* [INSTRUCTIONS]
[1] In the passage on molecular structure, condense the paragraph beginning "This leads to an important fact" into a short bulleted list that keeps its main facts.
[2] Decide whether each statement agrees with the passage on molecular structure. Answer yes or no, and quote the passage's deciding words.
(a) Testosterone and estrogen differ greatly in structure.
(b) Structure controls reactivity only in biological systems.
(c) A molecule's structure dictates its solubility.
[3] Extend the passage on molecular structure, picking up after its final sentence.

* [EXERCISE PASSAGE]
===
2.1. Why Do We Care?
Two hormones, testosterone and estrogen, are responsible for a large number of secondary sex characteristics in humans. Despite the large difference in effects between these two hormones, they are incredibly similar to each other structurally (Figure 2.1).
Figure 2.1 – Testosterone (enol form) and Estrogen.
This leads to an important fact: a chemical’s structure directly controls its chemical reactivity. This is true in enzymes/receptors in biological systems, but it is also true in non-biological systems. A molecule’s structure will directly dictate its physical properties, such as colour, melting/boiling points, solubility, etc. More importantly it will directly dictate its chemical reactivity, such as what reactions it may undergo, how it does so, where on the molecule it will undergo a reaction, etc. This means that knowing and understanding a molecule’s structure is vital for knowing and understanding chemical reactivity.
===
* [SUPPLIED DATA]
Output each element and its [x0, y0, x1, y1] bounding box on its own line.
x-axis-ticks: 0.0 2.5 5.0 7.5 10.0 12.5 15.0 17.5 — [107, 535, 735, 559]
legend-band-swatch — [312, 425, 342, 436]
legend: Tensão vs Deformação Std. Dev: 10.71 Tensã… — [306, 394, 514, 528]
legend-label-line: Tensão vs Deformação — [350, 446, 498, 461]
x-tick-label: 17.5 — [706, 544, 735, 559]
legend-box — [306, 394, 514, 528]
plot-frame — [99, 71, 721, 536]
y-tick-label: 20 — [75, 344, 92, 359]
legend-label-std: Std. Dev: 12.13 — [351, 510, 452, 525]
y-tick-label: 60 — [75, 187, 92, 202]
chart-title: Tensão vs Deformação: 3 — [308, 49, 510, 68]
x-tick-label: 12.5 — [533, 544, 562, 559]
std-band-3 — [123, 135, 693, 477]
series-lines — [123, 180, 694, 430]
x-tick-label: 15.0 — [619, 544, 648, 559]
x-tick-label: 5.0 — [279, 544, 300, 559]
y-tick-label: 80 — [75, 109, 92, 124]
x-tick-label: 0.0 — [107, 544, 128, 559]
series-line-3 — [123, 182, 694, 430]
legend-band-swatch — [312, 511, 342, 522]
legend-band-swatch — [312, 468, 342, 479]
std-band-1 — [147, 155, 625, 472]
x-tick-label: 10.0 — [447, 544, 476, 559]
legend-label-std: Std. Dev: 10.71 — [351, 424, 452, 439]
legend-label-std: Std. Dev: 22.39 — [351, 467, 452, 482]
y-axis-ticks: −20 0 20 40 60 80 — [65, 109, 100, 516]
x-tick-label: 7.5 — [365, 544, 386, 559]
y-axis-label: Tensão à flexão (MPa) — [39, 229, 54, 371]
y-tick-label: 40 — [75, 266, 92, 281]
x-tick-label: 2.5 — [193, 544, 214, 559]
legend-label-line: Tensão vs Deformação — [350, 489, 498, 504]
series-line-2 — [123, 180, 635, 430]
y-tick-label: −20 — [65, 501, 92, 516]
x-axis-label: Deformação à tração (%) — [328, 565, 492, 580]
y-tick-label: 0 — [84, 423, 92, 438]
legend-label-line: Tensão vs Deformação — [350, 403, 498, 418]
===
* [ANSWERS BELOW]
[1]
- A chemical's structure directly controls its chemical reactivity.
- This holds in enzymes and receptors in biological systems and also in non-biological systems.
- Structure dictates physical properties such as colour, melting and boiling points, and solubility.
- Structure also dictates chemical reactivity: which reactions a molecule may undergo, how, and where on the molecule.
- Knowing and understanding a molecule's structure is therefore vital to knowing and understanding its reactivity.

[2]
(a) No: "they are incredibly similar to each other structurally"
(b) No: "it is also true in non-biological systems"
(c) Yes: "A molecule’s structure will directly dictate its physical properties, such as colour, melting/boiling points, solubility, etc."

[3]
Communication is another key aspect of understanding. For example, if you want to ask someone about a physical property of estrogen you need to be able to convey that that specific molecule is the one you are asking about. You could do this by showing a picture of the molecule, but this is unwieldy; there are infinitely many molecules you may wish to ask about, and it is not practical to carry images of them all with you at all times. Alternatively, you could say “estrogen” but this again is unwieldy; memorizing specific names for infinitely many molecules would take an infinitely long time.
To deal with this issue a systematic way of naming molecules based on their structure was developed. This allows communication by deriving the name to contain all relevant information about the structure being discussed. However, in order to be systematic it requires a series of highly specific rules.